-- BEGIN Data records --

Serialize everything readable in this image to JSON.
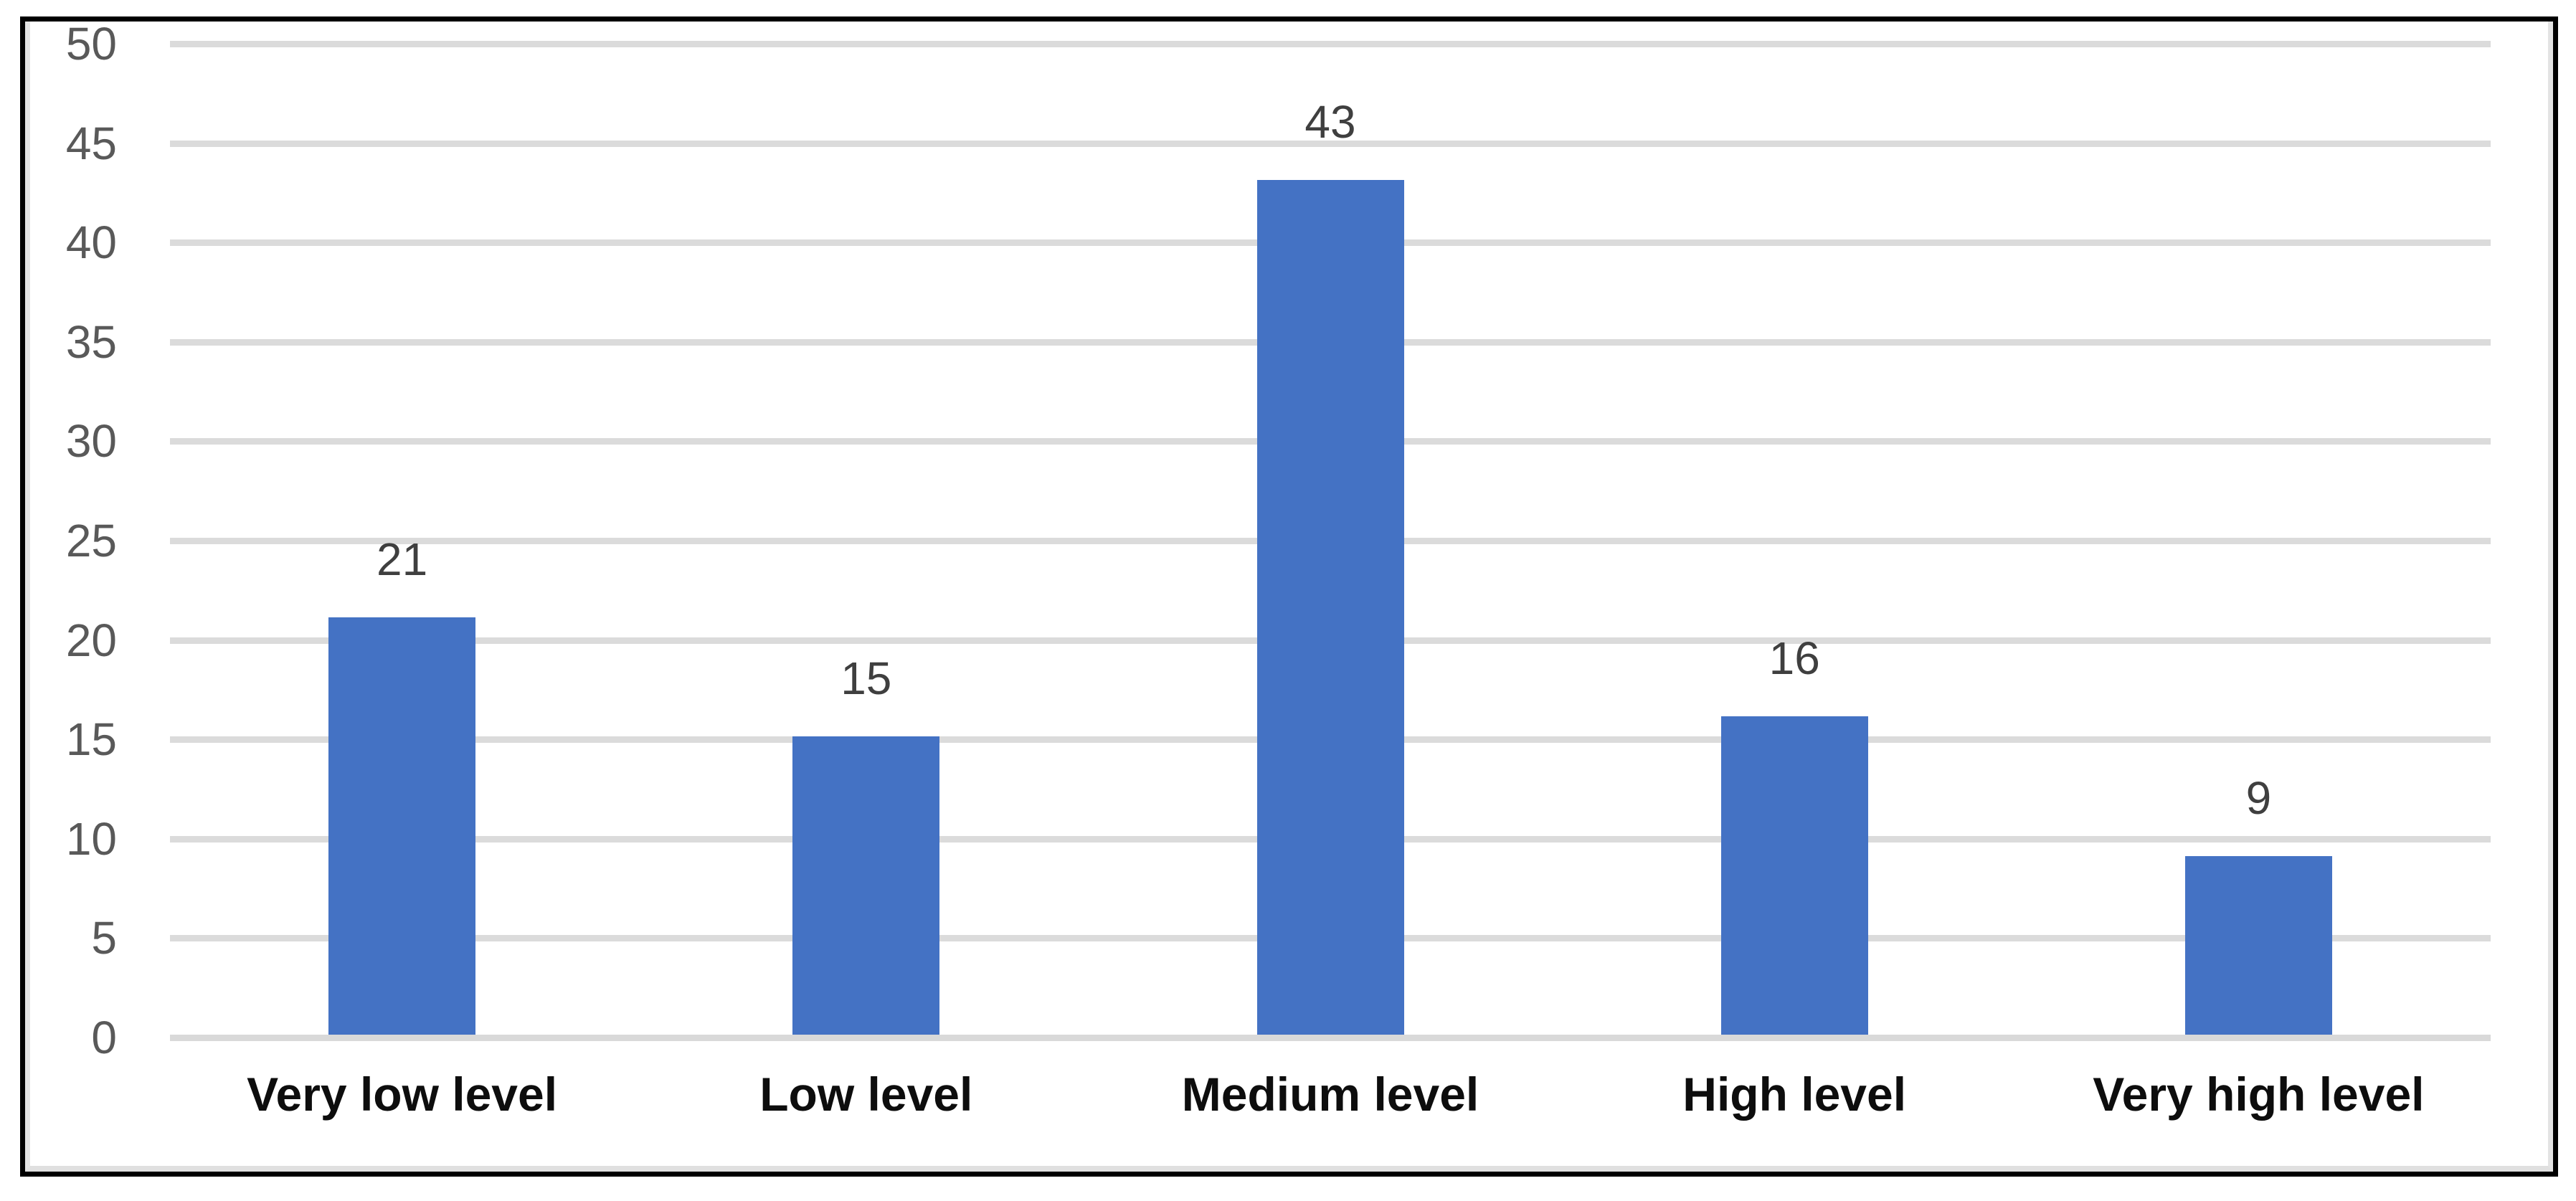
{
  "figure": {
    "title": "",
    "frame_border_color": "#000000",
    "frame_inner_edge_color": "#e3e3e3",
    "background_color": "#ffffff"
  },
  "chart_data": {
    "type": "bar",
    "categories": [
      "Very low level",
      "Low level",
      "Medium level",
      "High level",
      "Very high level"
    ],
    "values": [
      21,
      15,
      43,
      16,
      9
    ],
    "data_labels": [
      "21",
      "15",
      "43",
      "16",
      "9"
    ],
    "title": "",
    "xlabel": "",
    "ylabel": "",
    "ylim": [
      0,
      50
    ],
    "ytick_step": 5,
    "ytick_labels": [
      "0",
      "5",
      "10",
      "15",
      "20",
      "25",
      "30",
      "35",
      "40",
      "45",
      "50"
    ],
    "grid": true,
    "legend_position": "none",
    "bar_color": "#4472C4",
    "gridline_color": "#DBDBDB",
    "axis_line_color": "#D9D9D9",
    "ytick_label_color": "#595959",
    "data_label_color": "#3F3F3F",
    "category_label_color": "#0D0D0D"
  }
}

-- END Data records --
-- BEGIN Data records --

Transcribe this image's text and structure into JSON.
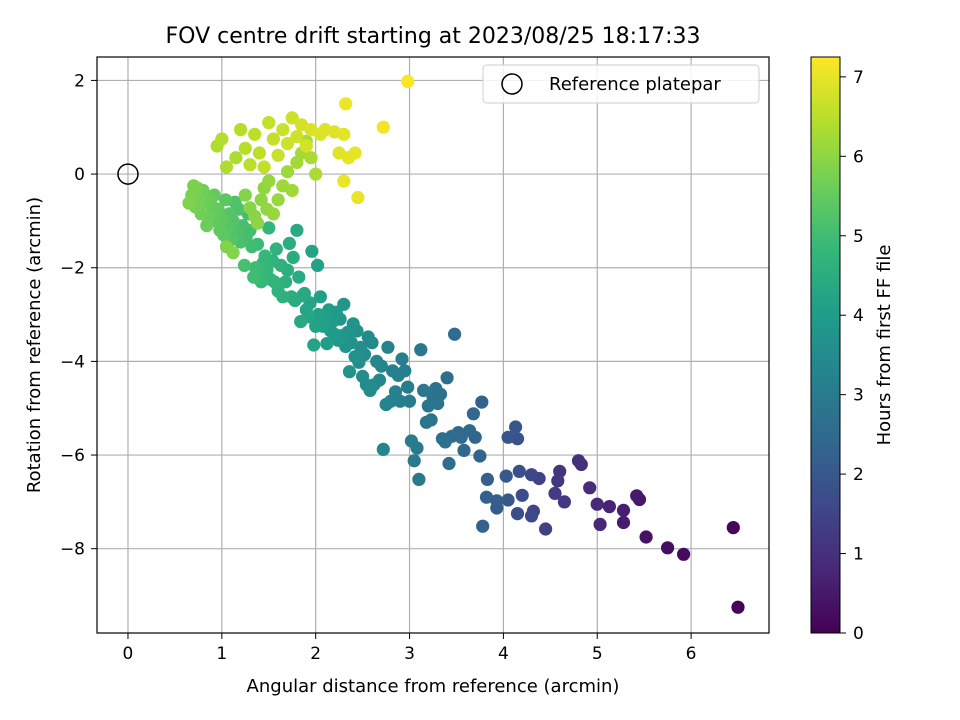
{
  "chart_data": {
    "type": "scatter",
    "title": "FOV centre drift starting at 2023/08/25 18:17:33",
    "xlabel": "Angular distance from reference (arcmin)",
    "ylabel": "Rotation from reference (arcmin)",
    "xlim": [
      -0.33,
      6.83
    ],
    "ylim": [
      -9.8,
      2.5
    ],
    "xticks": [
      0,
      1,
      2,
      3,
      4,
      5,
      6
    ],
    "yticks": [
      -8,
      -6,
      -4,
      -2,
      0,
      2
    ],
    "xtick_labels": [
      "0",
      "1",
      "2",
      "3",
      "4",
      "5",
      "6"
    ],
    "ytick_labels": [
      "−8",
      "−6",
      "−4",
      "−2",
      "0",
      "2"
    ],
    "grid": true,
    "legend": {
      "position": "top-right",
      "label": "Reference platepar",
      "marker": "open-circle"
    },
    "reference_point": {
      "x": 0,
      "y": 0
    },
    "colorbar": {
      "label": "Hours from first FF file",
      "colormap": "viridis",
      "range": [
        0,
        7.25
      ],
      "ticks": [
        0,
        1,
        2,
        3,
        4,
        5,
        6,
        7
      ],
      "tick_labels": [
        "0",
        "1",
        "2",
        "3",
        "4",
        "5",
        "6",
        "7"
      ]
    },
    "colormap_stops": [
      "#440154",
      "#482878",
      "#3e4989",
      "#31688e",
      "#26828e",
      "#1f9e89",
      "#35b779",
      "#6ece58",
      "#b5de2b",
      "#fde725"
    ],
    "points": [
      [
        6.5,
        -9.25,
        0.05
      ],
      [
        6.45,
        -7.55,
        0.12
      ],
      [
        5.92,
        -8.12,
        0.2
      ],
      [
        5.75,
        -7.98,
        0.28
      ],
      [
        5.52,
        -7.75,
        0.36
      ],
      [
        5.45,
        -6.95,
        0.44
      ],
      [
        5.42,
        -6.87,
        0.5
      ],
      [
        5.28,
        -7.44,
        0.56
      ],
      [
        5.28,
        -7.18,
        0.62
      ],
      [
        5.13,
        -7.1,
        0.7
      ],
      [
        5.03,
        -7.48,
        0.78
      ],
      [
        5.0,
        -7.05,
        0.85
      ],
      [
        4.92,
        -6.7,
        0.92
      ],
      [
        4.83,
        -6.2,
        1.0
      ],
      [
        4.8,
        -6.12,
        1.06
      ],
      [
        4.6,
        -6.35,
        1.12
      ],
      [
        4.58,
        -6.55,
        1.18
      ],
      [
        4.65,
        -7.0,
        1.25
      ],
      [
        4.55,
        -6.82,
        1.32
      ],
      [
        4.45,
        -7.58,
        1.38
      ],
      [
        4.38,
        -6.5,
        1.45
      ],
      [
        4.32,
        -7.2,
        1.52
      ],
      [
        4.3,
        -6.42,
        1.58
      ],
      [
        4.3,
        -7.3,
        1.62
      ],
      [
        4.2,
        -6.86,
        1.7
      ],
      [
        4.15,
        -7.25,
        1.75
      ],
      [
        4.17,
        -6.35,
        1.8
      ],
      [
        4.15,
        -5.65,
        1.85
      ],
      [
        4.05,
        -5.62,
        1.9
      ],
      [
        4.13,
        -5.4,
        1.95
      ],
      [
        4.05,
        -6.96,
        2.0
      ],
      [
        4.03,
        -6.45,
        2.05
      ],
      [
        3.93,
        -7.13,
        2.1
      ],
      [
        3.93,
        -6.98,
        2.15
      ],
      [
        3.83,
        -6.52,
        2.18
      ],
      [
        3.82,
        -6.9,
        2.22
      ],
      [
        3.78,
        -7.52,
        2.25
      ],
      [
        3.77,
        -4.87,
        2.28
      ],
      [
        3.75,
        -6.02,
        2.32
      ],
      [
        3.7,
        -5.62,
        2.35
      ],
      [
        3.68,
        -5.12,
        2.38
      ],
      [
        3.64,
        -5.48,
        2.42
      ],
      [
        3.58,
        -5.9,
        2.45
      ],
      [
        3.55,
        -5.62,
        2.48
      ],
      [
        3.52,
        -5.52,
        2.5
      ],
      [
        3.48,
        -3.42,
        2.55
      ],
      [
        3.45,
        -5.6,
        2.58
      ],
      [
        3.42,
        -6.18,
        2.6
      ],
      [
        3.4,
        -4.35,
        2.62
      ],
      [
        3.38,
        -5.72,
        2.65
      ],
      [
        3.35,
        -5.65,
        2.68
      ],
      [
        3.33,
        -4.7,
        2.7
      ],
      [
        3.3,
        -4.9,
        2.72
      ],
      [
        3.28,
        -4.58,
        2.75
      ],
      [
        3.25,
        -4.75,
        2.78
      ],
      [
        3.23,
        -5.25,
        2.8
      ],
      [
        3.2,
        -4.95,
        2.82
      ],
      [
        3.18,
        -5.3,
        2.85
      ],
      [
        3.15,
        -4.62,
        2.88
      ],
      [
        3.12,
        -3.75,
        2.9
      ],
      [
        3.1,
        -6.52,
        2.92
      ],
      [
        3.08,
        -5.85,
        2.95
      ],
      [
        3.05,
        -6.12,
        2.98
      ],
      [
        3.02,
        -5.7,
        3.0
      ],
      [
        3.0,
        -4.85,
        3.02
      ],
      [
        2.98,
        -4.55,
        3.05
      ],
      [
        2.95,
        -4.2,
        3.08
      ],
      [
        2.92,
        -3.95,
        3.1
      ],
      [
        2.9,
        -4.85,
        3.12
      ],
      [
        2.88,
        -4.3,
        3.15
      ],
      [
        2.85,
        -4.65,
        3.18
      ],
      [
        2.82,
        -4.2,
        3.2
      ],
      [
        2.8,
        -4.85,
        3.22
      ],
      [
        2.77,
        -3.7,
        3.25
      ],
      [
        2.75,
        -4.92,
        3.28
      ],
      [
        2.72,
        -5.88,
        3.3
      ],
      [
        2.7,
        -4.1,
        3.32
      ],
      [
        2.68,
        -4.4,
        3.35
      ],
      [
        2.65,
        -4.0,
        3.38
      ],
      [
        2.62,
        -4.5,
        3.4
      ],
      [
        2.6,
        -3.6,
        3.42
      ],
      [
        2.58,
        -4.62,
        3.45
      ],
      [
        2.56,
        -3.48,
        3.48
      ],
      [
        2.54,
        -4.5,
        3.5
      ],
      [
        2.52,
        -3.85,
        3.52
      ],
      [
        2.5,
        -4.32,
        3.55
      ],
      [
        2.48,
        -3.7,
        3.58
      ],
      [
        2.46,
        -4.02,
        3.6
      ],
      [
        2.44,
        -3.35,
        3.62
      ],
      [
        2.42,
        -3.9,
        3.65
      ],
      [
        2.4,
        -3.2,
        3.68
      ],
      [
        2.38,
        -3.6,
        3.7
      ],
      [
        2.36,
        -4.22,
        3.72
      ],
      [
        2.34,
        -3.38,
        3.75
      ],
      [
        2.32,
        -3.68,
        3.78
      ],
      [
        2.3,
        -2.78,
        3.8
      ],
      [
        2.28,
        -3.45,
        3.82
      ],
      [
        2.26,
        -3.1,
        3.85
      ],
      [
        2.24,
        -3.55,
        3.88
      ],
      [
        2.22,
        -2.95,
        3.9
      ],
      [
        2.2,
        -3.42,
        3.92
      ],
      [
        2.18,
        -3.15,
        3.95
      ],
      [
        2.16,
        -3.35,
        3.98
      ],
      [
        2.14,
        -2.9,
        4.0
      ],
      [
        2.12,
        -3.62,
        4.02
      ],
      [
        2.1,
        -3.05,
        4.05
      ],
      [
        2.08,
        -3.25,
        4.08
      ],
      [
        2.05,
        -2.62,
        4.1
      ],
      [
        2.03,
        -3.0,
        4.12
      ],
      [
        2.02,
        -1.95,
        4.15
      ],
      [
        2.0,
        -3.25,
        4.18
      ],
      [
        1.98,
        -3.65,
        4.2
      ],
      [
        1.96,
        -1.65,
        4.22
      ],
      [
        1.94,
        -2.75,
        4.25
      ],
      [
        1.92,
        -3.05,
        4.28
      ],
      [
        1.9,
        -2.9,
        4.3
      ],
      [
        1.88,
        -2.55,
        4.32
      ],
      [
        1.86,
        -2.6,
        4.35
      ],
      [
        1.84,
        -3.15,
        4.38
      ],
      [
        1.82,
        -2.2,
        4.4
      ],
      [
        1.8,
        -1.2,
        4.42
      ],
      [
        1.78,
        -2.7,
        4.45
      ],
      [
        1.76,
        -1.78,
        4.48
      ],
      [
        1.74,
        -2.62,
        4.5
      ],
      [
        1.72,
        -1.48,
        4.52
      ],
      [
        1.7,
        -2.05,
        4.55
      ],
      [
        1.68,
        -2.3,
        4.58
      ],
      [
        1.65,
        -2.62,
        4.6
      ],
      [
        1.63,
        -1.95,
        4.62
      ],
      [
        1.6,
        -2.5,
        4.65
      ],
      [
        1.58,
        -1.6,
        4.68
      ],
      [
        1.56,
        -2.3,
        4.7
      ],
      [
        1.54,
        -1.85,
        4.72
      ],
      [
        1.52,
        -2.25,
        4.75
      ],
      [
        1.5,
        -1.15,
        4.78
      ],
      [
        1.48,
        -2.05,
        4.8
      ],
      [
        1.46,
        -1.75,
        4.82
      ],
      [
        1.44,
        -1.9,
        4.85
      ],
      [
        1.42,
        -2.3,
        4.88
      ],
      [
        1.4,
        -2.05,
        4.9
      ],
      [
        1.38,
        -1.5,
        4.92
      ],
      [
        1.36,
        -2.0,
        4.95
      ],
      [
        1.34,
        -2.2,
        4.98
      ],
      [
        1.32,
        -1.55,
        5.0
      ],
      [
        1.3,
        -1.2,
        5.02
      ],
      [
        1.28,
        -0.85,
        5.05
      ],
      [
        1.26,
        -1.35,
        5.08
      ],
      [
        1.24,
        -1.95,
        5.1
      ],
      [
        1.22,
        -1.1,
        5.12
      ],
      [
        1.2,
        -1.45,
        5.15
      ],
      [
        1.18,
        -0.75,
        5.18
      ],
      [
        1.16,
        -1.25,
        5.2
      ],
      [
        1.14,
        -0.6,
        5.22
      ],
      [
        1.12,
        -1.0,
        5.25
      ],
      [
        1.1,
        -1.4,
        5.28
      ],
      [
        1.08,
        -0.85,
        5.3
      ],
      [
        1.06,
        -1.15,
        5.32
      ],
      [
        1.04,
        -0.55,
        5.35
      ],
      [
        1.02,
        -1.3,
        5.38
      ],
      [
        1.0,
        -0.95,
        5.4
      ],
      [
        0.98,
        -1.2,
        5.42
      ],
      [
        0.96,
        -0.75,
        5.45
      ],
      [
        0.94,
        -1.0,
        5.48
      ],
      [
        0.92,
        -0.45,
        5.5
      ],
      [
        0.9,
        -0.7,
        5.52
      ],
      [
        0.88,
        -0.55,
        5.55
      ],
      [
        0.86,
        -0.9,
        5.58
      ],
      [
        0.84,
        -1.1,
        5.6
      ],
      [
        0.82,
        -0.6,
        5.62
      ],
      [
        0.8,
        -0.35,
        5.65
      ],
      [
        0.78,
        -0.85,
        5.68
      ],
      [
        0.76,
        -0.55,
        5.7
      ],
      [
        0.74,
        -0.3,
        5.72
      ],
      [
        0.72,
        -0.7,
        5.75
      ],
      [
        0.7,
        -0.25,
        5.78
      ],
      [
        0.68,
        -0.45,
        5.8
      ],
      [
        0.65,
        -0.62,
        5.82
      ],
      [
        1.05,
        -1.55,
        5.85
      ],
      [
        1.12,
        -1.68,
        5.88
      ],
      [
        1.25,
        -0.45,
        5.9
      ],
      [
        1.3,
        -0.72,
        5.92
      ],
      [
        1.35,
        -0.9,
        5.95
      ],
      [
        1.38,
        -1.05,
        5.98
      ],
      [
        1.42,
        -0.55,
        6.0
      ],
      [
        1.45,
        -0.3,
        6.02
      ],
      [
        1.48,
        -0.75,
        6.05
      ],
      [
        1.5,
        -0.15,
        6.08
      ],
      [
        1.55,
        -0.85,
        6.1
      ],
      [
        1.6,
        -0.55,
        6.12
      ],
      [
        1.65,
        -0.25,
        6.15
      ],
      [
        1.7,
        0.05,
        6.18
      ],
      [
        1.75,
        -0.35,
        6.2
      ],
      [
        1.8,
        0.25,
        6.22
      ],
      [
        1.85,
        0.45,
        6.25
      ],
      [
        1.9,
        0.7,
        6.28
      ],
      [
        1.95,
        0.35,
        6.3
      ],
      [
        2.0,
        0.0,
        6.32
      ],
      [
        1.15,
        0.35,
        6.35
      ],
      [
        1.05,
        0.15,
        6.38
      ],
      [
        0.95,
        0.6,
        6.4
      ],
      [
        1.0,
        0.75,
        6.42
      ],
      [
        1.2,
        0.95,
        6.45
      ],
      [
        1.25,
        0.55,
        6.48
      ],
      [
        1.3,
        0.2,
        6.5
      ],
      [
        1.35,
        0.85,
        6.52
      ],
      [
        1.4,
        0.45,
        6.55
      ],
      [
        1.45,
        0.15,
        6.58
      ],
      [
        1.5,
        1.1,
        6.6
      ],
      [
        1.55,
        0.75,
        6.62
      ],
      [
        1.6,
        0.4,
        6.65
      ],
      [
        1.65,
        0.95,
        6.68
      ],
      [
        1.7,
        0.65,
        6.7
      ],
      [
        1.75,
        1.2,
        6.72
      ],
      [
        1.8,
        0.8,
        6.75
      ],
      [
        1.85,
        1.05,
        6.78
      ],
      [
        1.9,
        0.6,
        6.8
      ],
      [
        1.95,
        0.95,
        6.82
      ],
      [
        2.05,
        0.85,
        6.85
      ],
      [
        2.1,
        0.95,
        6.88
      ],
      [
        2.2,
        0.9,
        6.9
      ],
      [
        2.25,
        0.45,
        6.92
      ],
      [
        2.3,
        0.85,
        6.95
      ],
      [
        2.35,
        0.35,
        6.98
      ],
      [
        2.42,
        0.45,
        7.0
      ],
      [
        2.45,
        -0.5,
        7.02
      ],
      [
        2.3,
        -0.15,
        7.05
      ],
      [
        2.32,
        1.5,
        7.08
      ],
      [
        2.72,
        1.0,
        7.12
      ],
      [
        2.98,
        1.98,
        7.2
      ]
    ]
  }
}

-- END Data records --

Task instructions.
Copy out each line of the records where the string "level" appears.

Response below.
      "Very low level",
      "Low level",
      "Medium level",
      "High level",
      "Very high level"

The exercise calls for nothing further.